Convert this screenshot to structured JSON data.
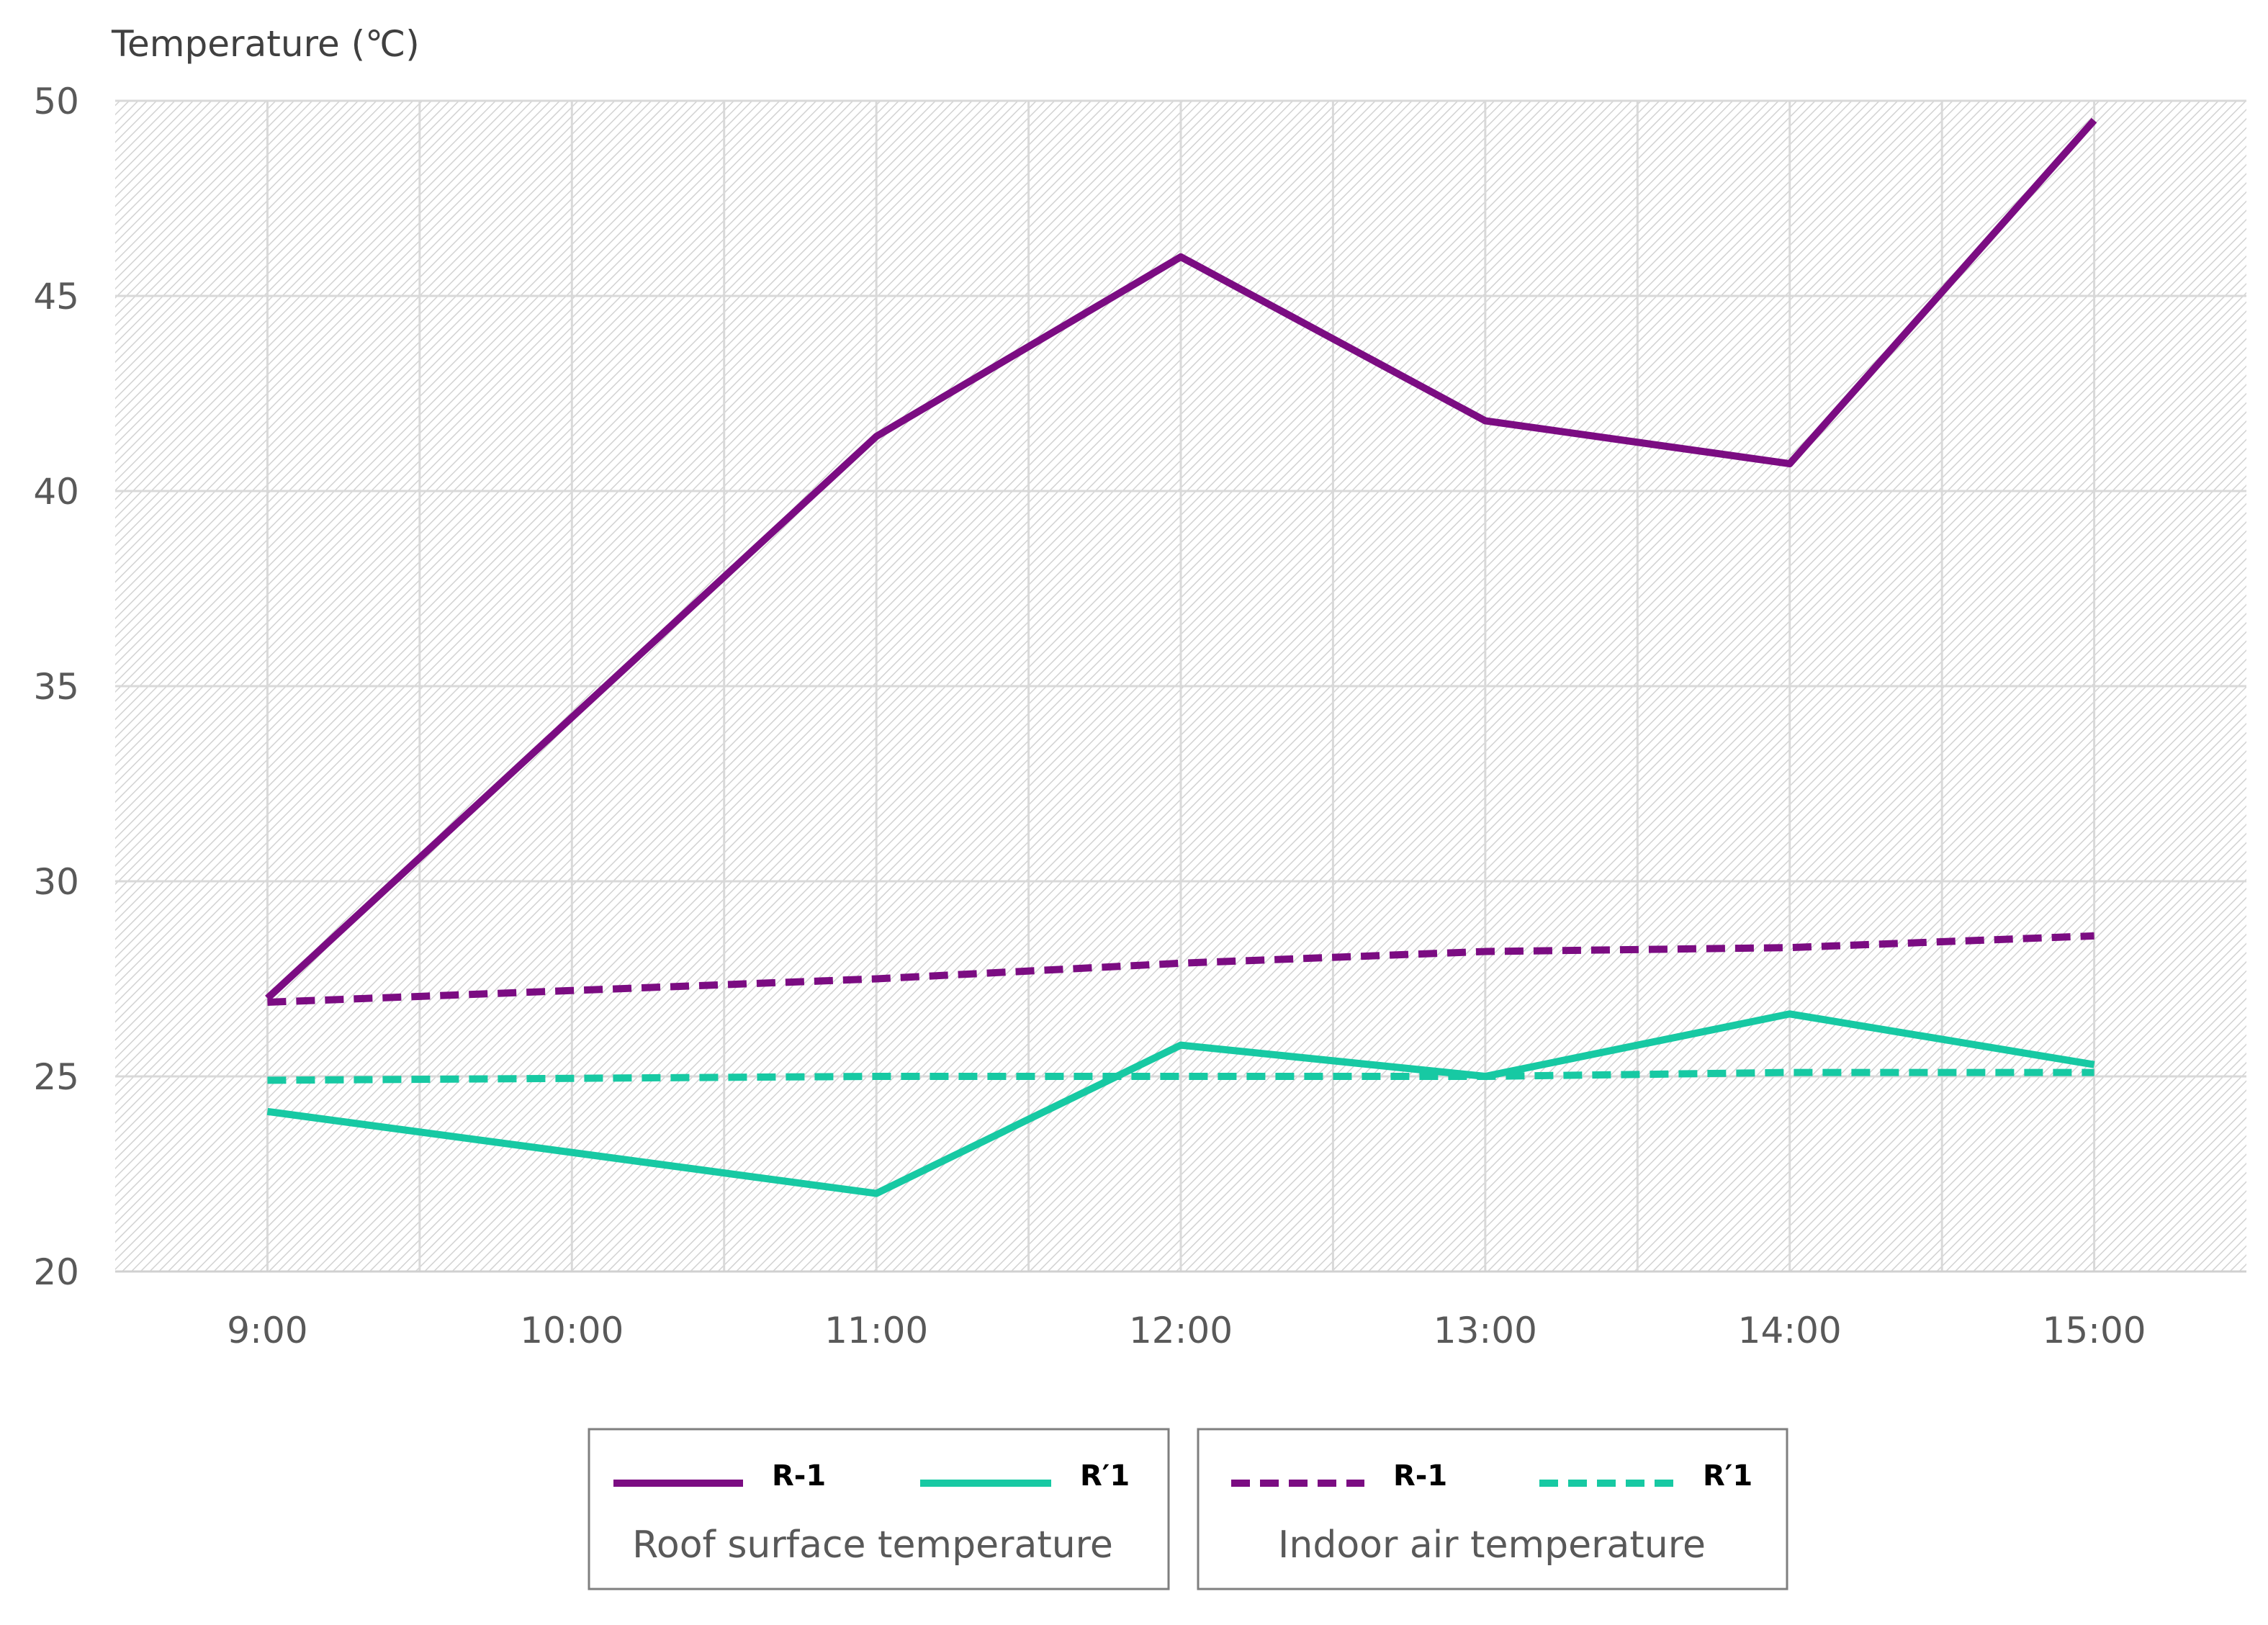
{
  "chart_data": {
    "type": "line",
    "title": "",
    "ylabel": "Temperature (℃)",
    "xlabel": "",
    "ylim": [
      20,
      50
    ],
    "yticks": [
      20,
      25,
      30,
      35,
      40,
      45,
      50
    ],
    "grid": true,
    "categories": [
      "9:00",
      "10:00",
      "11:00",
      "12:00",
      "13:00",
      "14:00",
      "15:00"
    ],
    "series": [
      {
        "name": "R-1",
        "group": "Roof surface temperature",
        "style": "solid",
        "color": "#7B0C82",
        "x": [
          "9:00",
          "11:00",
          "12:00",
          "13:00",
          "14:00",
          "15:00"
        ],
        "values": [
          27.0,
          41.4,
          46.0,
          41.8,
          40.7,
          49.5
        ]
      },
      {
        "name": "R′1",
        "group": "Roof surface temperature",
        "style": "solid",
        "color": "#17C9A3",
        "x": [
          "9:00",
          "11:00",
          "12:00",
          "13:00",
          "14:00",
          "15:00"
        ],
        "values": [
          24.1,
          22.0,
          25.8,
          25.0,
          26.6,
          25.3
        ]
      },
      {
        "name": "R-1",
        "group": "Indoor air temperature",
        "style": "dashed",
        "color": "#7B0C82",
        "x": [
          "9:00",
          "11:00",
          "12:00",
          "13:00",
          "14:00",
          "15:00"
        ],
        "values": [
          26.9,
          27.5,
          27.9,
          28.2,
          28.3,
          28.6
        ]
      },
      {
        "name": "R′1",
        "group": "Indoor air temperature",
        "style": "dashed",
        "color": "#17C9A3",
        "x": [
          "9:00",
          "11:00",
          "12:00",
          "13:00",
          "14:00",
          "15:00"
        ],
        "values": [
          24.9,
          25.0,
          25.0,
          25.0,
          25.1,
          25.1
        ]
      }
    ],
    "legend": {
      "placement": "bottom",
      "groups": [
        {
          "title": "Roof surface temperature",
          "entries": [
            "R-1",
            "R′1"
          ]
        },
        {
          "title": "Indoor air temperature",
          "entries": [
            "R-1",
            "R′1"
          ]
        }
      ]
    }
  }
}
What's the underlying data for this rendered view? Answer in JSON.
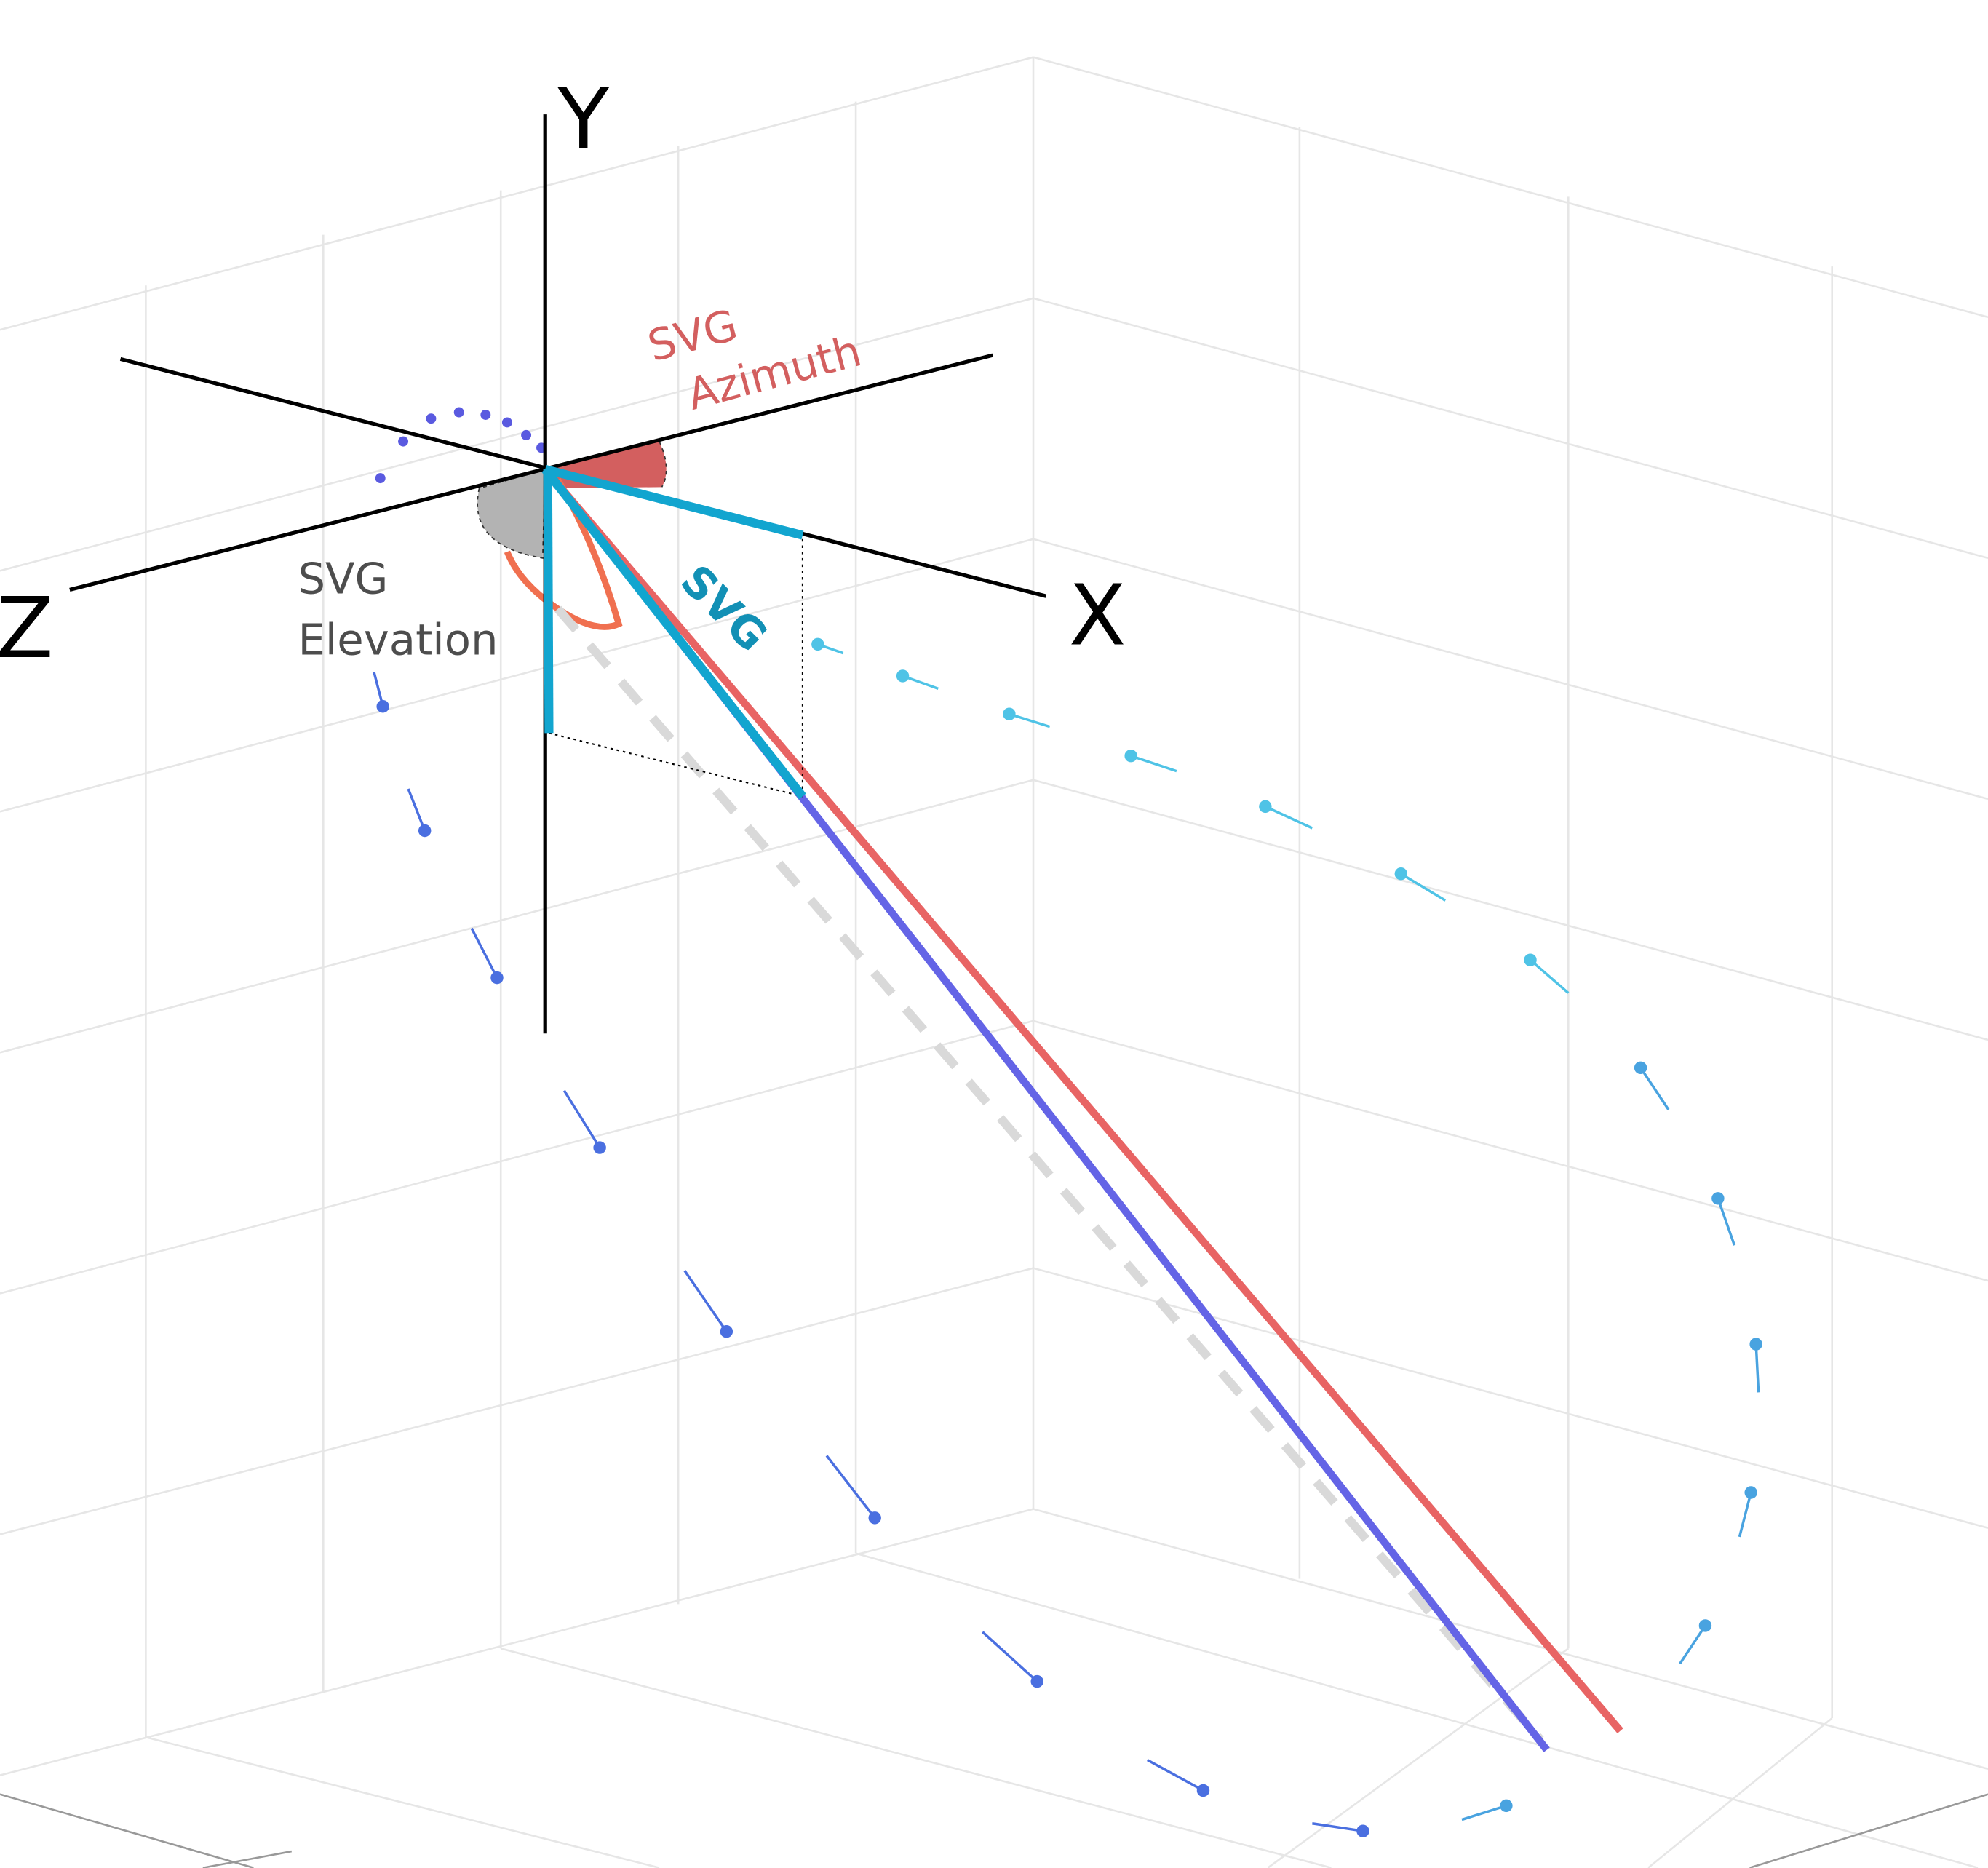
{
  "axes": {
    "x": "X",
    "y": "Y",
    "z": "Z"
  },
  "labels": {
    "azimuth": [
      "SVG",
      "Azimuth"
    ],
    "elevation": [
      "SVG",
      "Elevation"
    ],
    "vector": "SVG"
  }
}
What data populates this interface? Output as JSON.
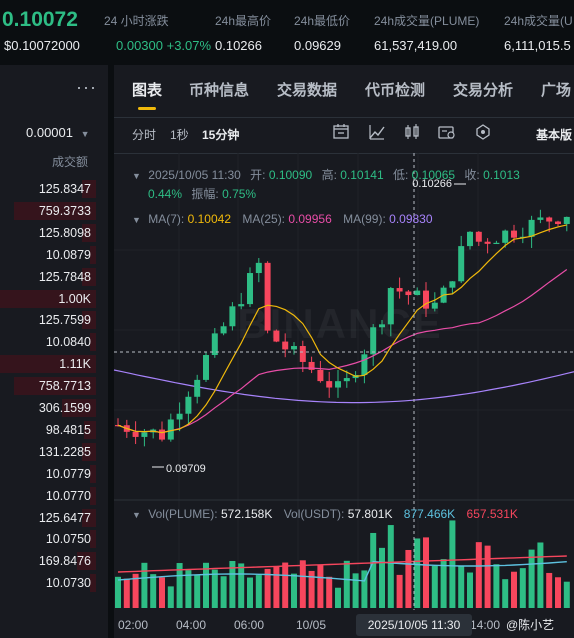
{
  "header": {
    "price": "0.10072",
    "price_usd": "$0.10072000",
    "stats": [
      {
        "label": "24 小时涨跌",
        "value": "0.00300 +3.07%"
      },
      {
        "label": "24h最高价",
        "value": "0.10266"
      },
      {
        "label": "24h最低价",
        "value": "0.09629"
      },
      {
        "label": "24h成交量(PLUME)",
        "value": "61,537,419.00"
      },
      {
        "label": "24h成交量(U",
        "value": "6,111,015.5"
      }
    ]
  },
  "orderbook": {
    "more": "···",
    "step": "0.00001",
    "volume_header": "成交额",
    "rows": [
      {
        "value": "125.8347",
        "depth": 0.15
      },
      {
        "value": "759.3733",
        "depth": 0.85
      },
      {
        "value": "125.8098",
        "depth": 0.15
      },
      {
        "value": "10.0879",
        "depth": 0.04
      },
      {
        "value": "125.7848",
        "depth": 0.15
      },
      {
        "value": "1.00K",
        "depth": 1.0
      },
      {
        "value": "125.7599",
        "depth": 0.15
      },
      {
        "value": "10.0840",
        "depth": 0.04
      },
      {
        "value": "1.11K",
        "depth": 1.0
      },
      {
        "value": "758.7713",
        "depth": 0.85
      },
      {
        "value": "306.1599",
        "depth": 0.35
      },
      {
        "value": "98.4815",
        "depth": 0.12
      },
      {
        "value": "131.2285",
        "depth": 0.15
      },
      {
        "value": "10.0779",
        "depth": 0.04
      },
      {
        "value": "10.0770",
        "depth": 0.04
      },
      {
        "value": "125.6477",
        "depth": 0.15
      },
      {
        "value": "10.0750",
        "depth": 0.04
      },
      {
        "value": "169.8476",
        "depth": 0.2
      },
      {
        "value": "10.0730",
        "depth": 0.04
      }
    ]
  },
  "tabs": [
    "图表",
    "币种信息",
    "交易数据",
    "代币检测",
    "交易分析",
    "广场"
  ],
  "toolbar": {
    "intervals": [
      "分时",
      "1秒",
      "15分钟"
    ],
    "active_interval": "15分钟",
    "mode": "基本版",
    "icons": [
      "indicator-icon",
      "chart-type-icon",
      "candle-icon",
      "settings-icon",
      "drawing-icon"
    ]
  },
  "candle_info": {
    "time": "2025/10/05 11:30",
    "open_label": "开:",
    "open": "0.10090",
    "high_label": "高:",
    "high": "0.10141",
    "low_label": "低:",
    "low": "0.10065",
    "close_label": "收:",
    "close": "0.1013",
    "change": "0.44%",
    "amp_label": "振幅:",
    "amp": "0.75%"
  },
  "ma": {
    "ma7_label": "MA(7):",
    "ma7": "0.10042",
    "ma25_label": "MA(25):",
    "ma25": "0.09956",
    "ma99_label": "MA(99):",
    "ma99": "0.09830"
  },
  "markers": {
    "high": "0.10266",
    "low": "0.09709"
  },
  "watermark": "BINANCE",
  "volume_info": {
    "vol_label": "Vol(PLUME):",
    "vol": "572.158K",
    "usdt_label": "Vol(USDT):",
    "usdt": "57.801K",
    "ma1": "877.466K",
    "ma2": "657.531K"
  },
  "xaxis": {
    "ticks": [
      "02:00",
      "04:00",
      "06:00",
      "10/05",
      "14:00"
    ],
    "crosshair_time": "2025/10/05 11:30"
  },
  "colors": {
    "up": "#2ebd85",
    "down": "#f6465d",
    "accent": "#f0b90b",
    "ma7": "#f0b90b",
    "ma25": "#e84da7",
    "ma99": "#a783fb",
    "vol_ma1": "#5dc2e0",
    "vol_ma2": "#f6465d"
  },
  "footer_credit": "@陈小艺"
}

Written task. Go through the material above and count the lines that contain "this"; answer with the number alone.

Exercise result. 3